<<<<

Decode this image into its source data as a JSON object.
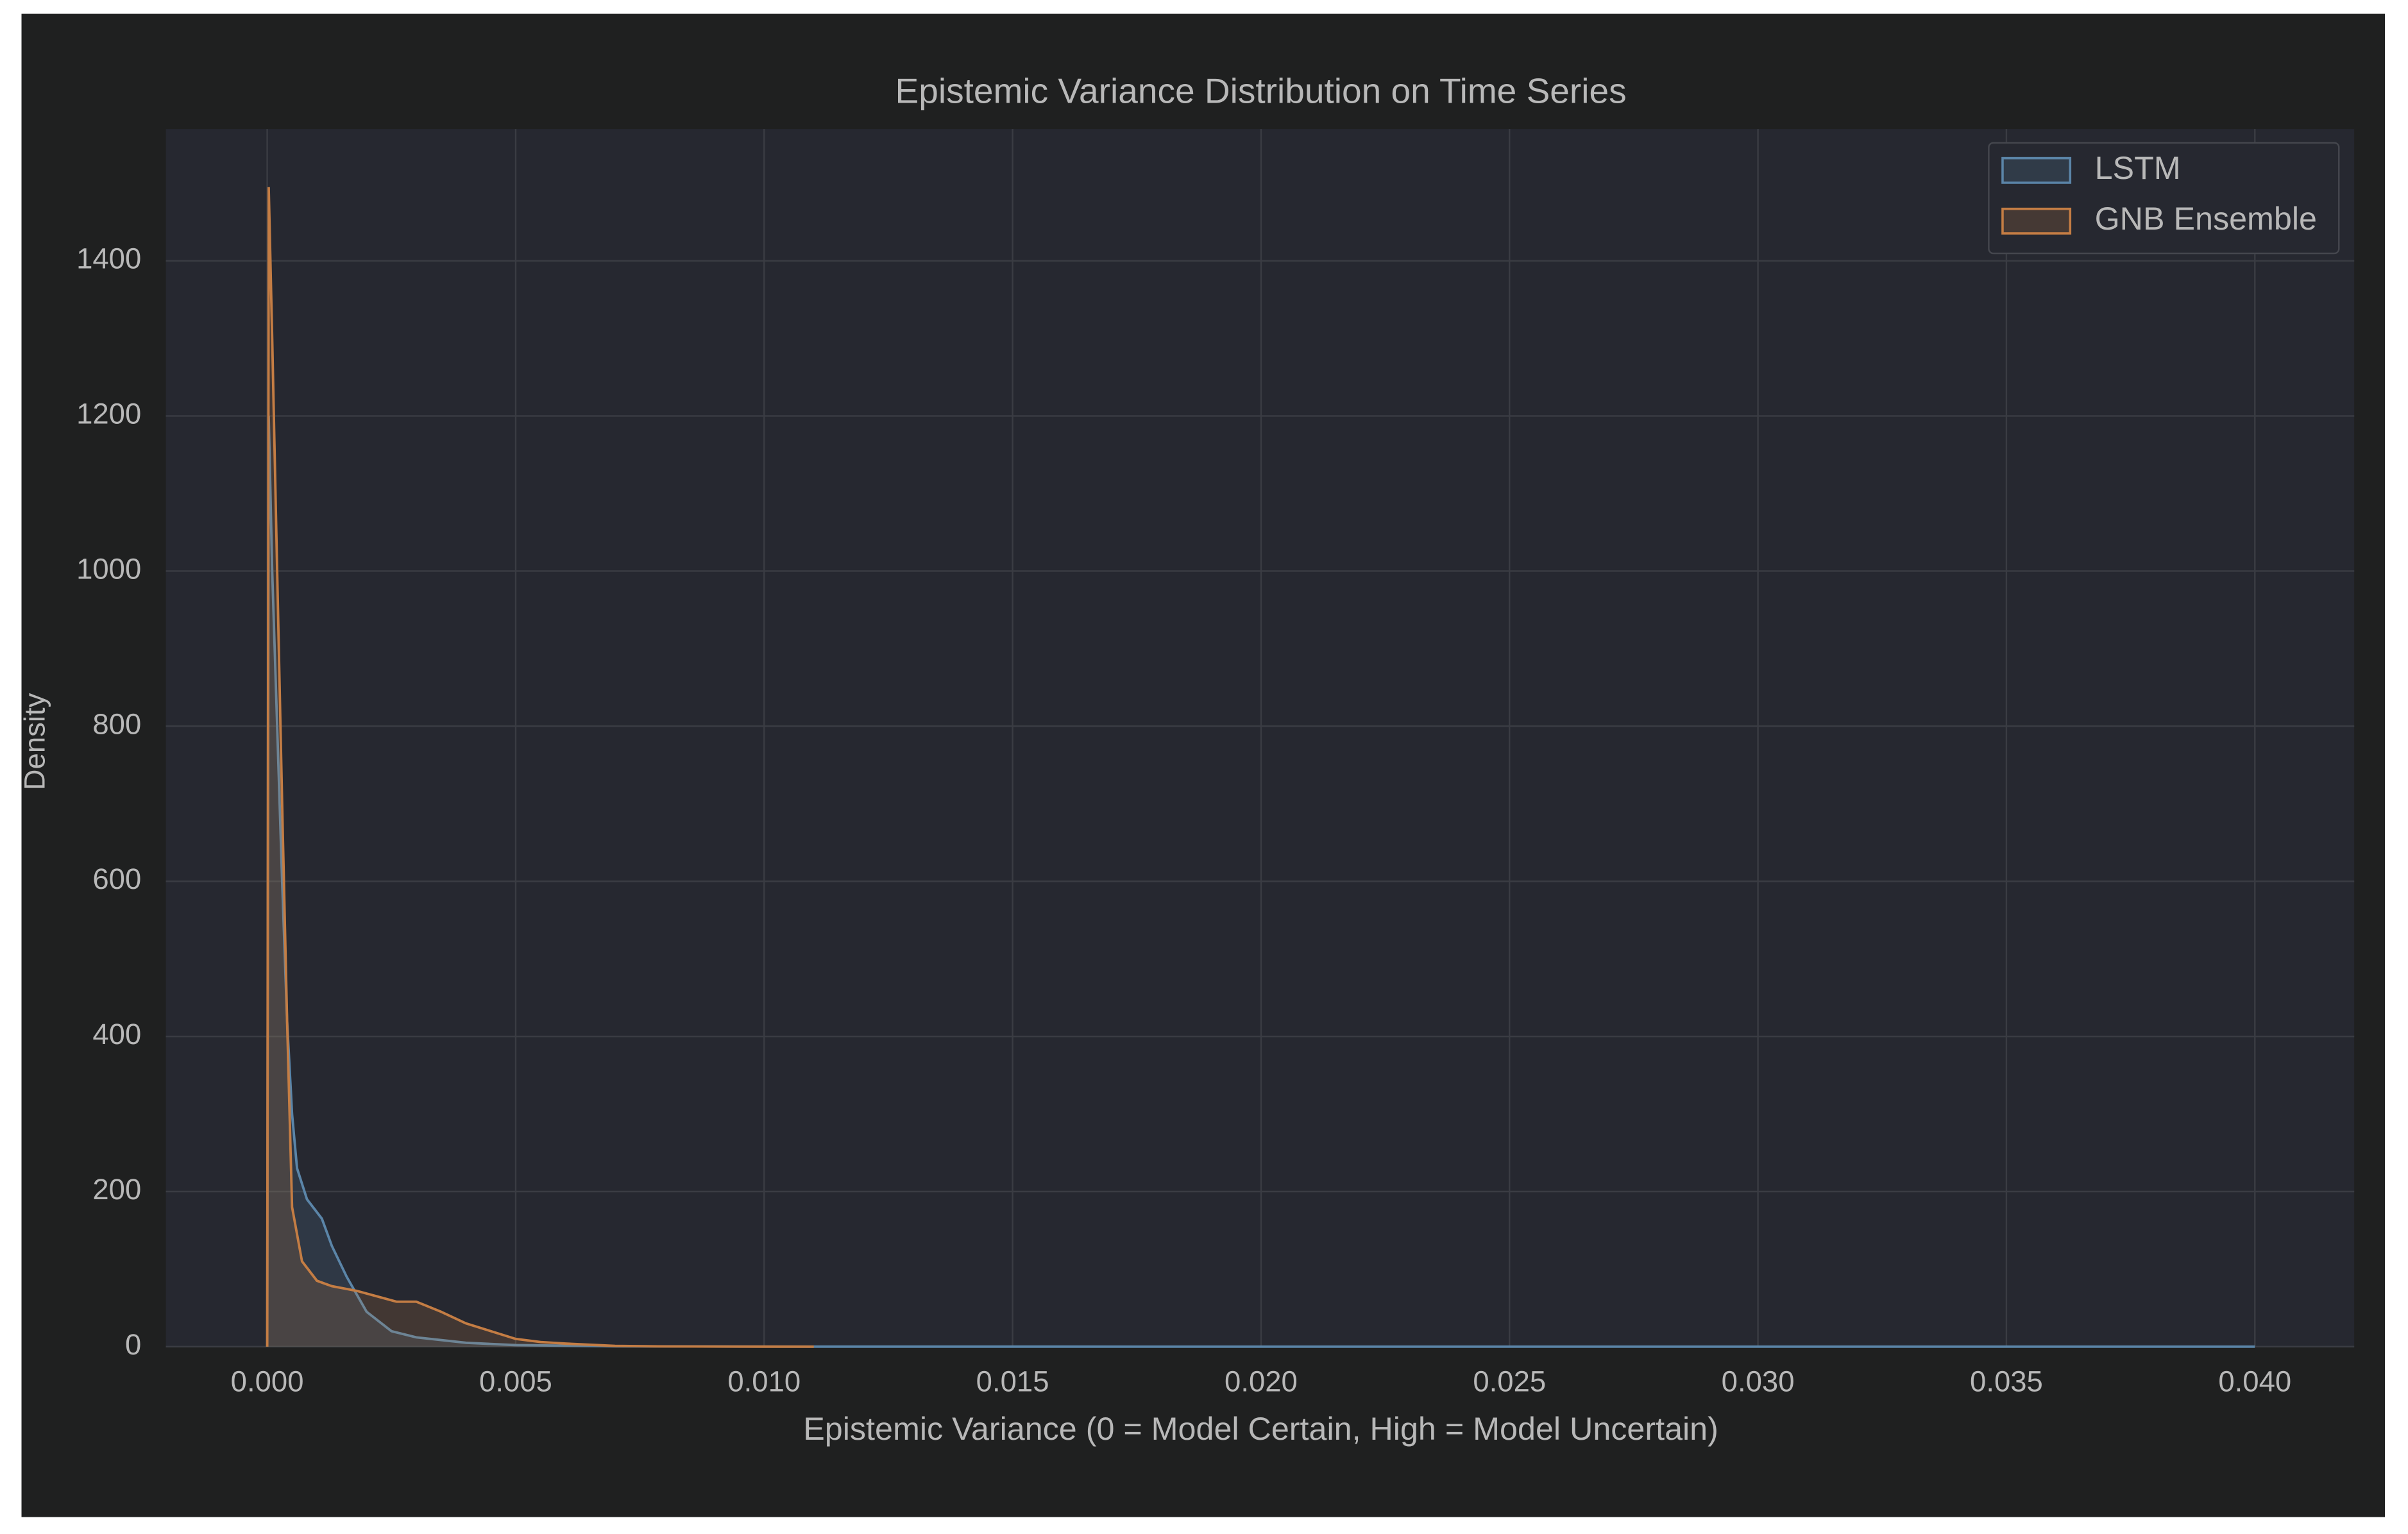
{
  "chart_data": {
    "type": "kde",
    "title": "Epistemic Variance Distribution on Time Series",
    "x_label": "Epistemic Variance (0 = Model Certain, High = Model Uncertain)",
    "y_label": "Density",
    "series": [
      {
        "name": "LSTM",
        "color": "#5b85a8",
        "x": [
          0,
          3e-05,
          0.0001,
          0.0002,
          0.0003,
          0.0004,
          0.0005,
          0.0006,
          0.0008,
          0.0011,
          0.0013,
          0.0016,
          0.002,
          0.0025,
          0.003,
          0.004,
          0.005,
          0.007,
          0.01,
          0.02,
          0.03,
          0.04
        ],
        "values": [
          0,
          1200,
          1000,
          800,
          600,
          420,
          300,
          230,
          190,
          165,
          130,
          90,
          45,
          20,
          12,
          5,
          2,
          0.5,
          0.1,
          0,
          0,
          0
        ]
      },
      {
        "name": "GNB Ensemble",
        "color": "#c47d44",
        "x": [
          0,
          3e-05,
          0.0001,
          0.0002,
          0.0003,
          0.0004,
          0.0005,
          0.0007,
          0.001,
          0.0013,
          0.0018,
          0.0022,
          0.0026,
          0.003,
          0.0035,
          0.004,
          0.0045,
          0.005,
          0.0055,
          0.006,
          0.007,
          0.008,
          0.01,
          0.011
        ],
        "values": [
          0,
          1495,
          1300,
          1000,
          700,
          420,
          180,
          110,
          85,
          78,
          72,
          65,
          58,
          58,
          45,
          30,
          20,
          10,
          6,
          4,
          1,
          0.3,
          0.05,
          0
        ]
      }
    ],
    "xlim": [
      -0.00204,
      0.042
    ],
    "ylim": [
      0,
      1570
    ],
    "xticks": [
      {
        "value": 0,
        "label": "0.000"
      },
      {
        "value": 0.005,
        "label": "0.005"
      },
      {
        "value": 0.01,
        "label": "0.010"
      },
      {
        "value": 0.015,
        "label": "0.015"
      },
      {
        "value": 0.02,
        "label": "0.020"
      },
      {
        "value": 0.025,
        "label": "0.025"
      },
      {
        "value": 0.03,
        "label": "0.030"
      },
      {
        "value": 0.035,
        "label": "0.035"
      },
      {
        "value": 0.04,
        "label": "0.040"
      }
    ],
    "yticks": [
      0,
      200,
      400,
      600,
      800,
      1000,
      1200,
      1400
    ],
    "grid": true,
    "legend": "upper right"
  }
}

>>>>

§ GOAL: Word for word, quote the full listing, omitting every picture.

§ TASK OUTPUT:
Decode this image into its source data as a JSON object.
{
  "chart_data": {
    "type": "kde",
    "title": "Epistemic Variance Distribution on Time Series",
    "x_label": "Epistemic Variance (0 = Model Certain, High = Model Uncertain)",
    "y_label": "Density",
    "series": [
      {
        "name": "LSTM",
        "color": "#5b85a8",
        "x": [
          0,
          3e-05,
          0.0001,
          0.0002,
          0.0003,
          0.0004,
          0.0005,
          0.0006,
          0.0008,
          0.0011,
          0.0013,
          0.0016,
          0.002,
          0.0025,
          0.003,
          0.004,
          0.005,
          0.007,
          0.01,
          0.02,
          0.03,
          0.04
        ],
        "values": [
          0,
          1200,
          1000,
          800,
          600,
          420,
          300,
          230,
          190,
          165,
          130,
          90,
          45,
          20,
          12,
          5,
          2,
          0.5,
          0.1,
          0,
          0,
          0
        ]
      },
      {
        "name": "GNB Ensemble",
        "color": "#c47d44",
        "x": [
          0,
          3e-05,
          0.0001,
          0.0002,
          0.0003,
          0.0004,
          0.0005,
          0.0007,
          0.001,
          0.0013,
          0.0018,
          0.0022,
          0.0026,
          0.003,
          0.0035,
          0.004,
          0.0045,
          0.005,
          0.0055,
          0.006,
          0.007,
          0.008,
          0.01,
          0.011
        ],
        "values": [
          0,
          1495,
          1300,
          1000,
          700,
          420,
          180,
          110,
          85,
          78,
          72,
          65,
          58,
          58,
          45,
          30,
          20,
          10,
          6,
          4,
          1,
          0.3,
          0.05,
          0
        ]
      }
    ],
    "xlim": [
      -0.00204,
      0.042
    ],
    "ylim": [
      0,
      1570
    ],
    "xticks": [
      {
        "value": 0,
        "label": "0.000"
      },
      {
        "value": 0.005,
        "label": "0.005"
      },
      {
        "value": 0.01,
        "label": "0.010"
      },
      {
        "value": 0.015,
        "label": "0.015"
      },
      {
        "value": 0.02,
        "label": "0.020"
      },
      {
        "value": 0.025,
        "label": "0.025"
      },
      {
        "value": 0.03,
        "label": "0.030"
      },
      {
        "value": 0.035,
        "label": "0.035"
      },
      {
        "value": 0.04,
        "label": "0.040"
      }
    ],
    "yticks": [
      0,
      200,
      400,
      600,
      800,
      1000,
      1200,
      1400
    ],
    "grid": true,
    "legend": "upper right"
  }
}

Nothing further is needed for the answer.